◆ **SUPPLIED MATERIAL**
= = = =
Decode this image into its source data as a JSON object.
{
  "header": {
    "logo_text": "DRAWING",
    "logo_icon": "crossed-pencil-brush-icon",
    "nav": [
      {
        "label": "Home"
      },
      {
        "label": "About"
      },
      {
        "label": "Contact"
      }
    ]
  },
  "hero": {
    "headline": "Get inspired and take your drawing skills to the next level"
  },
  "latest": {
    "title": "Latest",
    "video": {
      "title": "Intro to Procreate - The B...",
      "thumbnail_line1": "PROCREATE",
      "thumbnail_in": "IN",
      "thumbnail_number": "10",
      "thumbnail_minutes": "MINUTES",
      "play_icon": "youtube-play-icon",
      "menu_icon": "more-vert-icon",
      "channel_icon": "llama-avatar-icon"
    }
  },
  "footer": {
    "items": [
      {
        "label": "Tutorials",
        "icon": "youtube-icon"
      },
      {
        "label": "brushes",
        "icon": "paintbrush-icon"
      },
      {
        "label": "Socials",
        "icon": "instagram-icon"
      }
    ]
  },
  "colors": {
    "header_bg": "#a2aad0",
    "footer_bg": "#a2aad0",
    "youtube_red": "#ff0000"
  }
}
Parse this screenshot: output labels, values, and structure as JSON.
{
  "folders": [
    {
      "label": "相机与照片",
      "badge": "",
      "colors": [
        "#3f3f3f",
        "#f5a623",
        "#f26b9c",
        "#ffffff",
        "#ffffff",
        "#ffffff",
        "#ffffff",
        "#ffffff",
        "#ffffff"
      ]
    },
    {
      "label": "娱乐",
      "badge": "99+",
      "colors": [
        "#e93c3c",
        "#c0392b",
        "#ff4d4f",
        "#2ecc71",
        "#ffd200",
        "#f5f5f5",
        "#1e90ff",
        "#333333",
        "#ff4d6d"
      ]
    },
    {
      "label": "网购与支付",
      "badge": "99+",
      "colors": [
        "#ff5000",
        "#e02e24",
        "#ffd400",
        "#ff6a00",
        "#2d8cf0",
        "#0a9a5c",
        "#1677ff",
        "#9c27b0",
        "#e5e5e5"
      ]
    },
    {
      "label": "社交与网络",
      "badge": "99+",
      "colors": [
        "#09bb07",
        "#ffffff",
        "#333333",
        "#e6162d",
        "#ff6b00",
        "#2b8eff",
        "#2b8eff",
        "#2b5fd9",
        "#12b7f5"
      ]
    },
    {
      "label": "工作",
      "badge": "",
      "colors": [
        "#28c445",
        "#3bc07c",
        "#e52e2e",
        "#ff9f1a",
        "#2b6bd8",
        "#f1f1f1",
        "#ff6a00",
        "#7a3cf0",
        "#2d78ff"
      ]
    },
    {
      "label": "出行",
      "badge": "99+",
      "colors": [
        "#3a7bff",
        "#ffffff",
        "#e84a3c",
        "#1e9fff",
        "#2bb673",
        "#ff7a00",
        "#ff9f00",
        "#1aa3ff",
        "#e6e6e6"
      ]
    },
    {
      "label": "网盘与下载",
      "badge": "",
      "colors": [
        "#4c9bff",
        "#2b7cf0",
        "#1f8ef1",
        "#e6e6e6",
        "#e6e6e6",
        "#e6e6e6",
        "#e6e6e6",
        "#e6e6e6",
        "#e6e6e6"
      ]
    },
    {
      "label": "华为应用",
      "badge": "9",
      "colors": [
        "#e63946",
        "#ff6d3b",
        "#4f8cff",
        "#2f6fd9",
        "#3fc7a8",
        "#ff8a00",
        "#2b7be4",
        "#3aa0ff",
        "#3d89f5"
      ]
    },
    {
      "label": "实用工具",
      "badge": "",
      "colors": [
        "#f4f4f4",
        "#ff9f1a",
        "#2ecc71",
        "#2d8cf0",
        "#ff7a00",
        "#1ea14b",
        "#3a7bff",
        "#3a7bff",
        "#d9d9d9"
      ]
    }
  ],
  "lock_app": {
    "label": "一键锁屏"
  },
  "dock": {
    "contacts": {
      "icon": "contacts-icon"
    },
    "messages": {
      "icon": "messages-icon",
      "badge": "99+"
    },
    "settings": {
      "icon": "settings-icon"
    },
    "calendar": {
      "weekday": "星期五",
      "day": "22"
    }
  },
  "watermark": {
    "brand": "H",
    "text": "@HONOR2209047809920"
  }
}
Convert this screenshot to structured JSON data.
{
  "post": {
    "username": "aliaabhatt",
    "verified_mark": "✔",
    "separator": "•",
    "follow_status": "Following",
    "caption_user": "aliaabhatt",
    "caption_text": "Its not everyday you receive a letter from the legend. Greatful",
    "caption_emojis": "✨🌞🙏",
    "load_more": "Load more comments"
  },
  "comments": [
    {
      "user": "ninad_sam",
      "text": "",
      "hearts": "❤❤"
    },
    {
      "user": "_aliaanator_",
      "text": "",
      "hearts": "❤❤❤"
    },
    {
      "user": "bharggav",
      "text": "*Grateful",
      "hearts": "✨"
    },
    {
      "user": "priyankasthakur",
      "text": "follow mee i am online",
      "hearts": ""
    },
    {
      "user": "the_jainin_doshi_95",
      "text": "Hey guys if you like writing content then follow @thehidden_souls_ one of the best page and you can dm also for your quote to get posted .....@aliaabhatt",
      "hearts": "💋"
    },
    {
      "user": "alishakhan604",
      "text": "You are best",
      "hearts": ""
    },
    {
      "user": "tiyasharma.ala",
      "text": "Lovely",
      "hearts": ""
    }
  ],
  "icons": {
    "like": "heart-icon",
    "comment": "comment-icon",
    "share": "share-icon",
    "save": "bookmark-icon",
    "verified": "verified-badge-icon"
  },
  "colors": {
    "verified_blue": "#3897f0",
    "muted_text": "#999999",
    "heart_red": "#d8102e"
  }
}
= = = =
◆ **WORK TO COMPLETE**
Retype all the material above precisely, with no line left out.

◆ **THE OUTPUT**
Decode this image into its source data as a JSON object.
{
  "header": {
    "logo_text": "DRAWING",
    "logo_icon": "crossed-pencil-brush-icon",
    "nav": [
      {
        "label": "Home"
      },
      {
        "label": "About"
      },
      {
        "label": "Contact"
      }
    ]
  },
  "hero": {
    "headline": "Get inspired and take your drawing skills to the next level"
  },
  "latest": {
    "title": "Latest",
    "video": {
      "title": "Intro to Procreate - The B...",
      "thumbnail_line1": "PROCREATE",
      "thumbnail_in": "IN",
      "thumbnail_number": "10",
      "thumbnail_minutes": "MINUTES",
      "play_icon": "youtube-play-icon",
      "menu_icon": "more-vert-icon",
      "channel_icon": "llama-avatar-icon"
    }
  },
  "footer": {
    "items": [
      {
        "label": "Tutorials",
        "icon": "youtube-icon"
      },
      {
        "label": "brushes",
        "icon": "paintbrush-icon"
      },
      {
        "label": "Socials",
        "icon": "instagram-icon"
      }
    ]
  },
  "colors": {
    "header_bg": "#a2aad0",
    "footer_bg": "#a2aad0",
    "youtube_red": "#ff0000"
  }
}
Parse this screenshot: output labels, values, and structure as JSON.
{
  "folders": [
    {
      "label": "相机与照片",
      "badge": "",
      "colors": [
        "#3f3f3f",
        "#f5a623",
        "#f26b9c",
        "#ffffff",
        "#ffffff",
        "#ffffff",
        "#ffffff",
        "#ffffff",
        "#ffffff"
      ]
    },
    {
      "label": "娱乐",
      "badge": "99+",
      "colors": [
        "#e93c3c",
        "#c0392b",
        "#ff4d4f",
        "#2ecc71",
        "#ffd200",
        "#f5f5f5",
        "#1e90ff",
        "#333333",
        "#ff4d6d"
      ]
    },
    {
      "label": "网购与支付",
      "badge": "99+",
      "colors": [
        "#ff5000",
        "#e02e24",
        "#ffd400",
        "#ff6a00",
        "#2d8cf0",
        "#0a9a5c",
        "#1677ff",
        "#9c27b0",
        "#e5e5e5"
      ]
    },
    {
      "label": "社交与网络",
      "badge": "99+",
      "colors": [
        "#09bb07",
        "#ffffff",
        "#333333",
        "#e6162d",
        "#ff6b00",
        "#2b8eff",
        "#2b8eff",
        "#2b5fd9",
        "#12b7f5"
      ]
    },
    {
      "label": "工作",
      "badge": "",
      "colors": [
        "#28c445",
        "#3bc07c",
        "#e52e2e",
        "#ff9f1a",
        "#2b6bd8",
        "#f1f1f1",
        "#ff6a00",
        "#7a3cf0",
        "#2d78ff"
      ]
    },
    {
      "label": "出行",
      "badge": "99+",
      "colors": [
        "#3a7bff",
        "#ffffff",
        "#e84a3c",
        "#1e9fff",
        "#2bb673",
        "#ff7a00",
        "#ff9f00",
        "#1aa3ff",
        "#e6e6e6"
      ]
    },
    {
      "label": "网盘与下载",
      "badge": "",
      "colors": [
        "#4c9bff",
        "#2b7cf0",
        "#1f8ef1",
        "#e6e6e6",
        "#e6e6e6",
        "#e6e6e6",
        "#e6e6e6",
        "#e6e6e6",
        "#e6e6e6"
      ]
    },
    {
      "label": "华为应用",
      "badge": "9",
      "colors": [
        "#e63946",
        "#ff6d3b",
        "#4f8cff",
        "#2f6fd9",
        "#3fc7a8",
        "#ff8a00",
        "#2b7be4",
        "#3aa0ff",
        "#3d89f5"
      ]
    },
    {
      "label": "实用工具",
      "badge": "",
      "colors": [
        "#f4f4f4",
        "#ff9f1a",
        "#2ecc71",
        "#2d8cf0",
        "#ff7a00",
        "#1ea14b",
        "#3a7bff",
        "#3a7bff",
        "#d9d9d9"
      ]
    }
  ],
  "lock_app": {
    "label": "一键锁屏"
  },
  "dock": {
    "contacts": {
      "icon": "contacts-icon"
    },
    "messages": {
      "icon": "messages-icon",
      "badge": "99+"
    },
    "settings": {
      "icon": "settings-icon"
    },
    "calendar": {
      "weekday": "星期五",
      "day": "22"
    }
  },
  "watermark": {
    "brand": "H",
    "text": "@HONOR2209047809920"
  }
}
Convert this screenshot to structured JSON data.
{
  "post": {
    "username": "aliaabhatt",
    "verified_mark": "✔",
    "separator": "•",
    "follow_status": "Following",
    "caption_user": "aliaabhatt",
    "caption_text": "Its not everyday you receive a letter from the legend. Greatful",
    "caption_emojis": "✨🌞🙏",
    "load_more": "Load more comments"
  },
  "comments": [
    {
      "user": "ninad_sam",
      "text": "",
      "hearts": "❤❤"
    },
    {
      "user": "_aliaanator_",
      "text": "",
      "hearts": "❤❤❤"
    },
    {
      "user": "bharggav",
      "text": "*Grateful",
      "hearts": "✨"
    },
    {
      "user": "priyankasthakur",
      "text": "follow mee i am online",
      "hearts": ""
    },
    {
      "user": "the_jainin_doshi_95",
      "text": "Hey guys if you like writing content then follow @thehidden_souls_ one of the best page and you can dm also for your quote to get posted .....@aliaabhatt",
      "hearts": "💋"
    },
    {
      "user": "alishakhan604",
      "text": "You are best",
      "hearts": ""
    },
    {
      "user": "tiyasharma.ala",
      "text": "Lovely",
      "hearts": ""
    }
  ],
  "icons": {
    "like": "heart-icon",
    "comment": "comment-icon",
    "share": "share-icon",
    "save": "bookmark-icon",
    "verified": "verified-badge-icon"
  },
  "colors": {
    "verified_blue": "#3897f0",
    "muted_text": "#999999",
    "heart_red": "#d8102e"
  }
}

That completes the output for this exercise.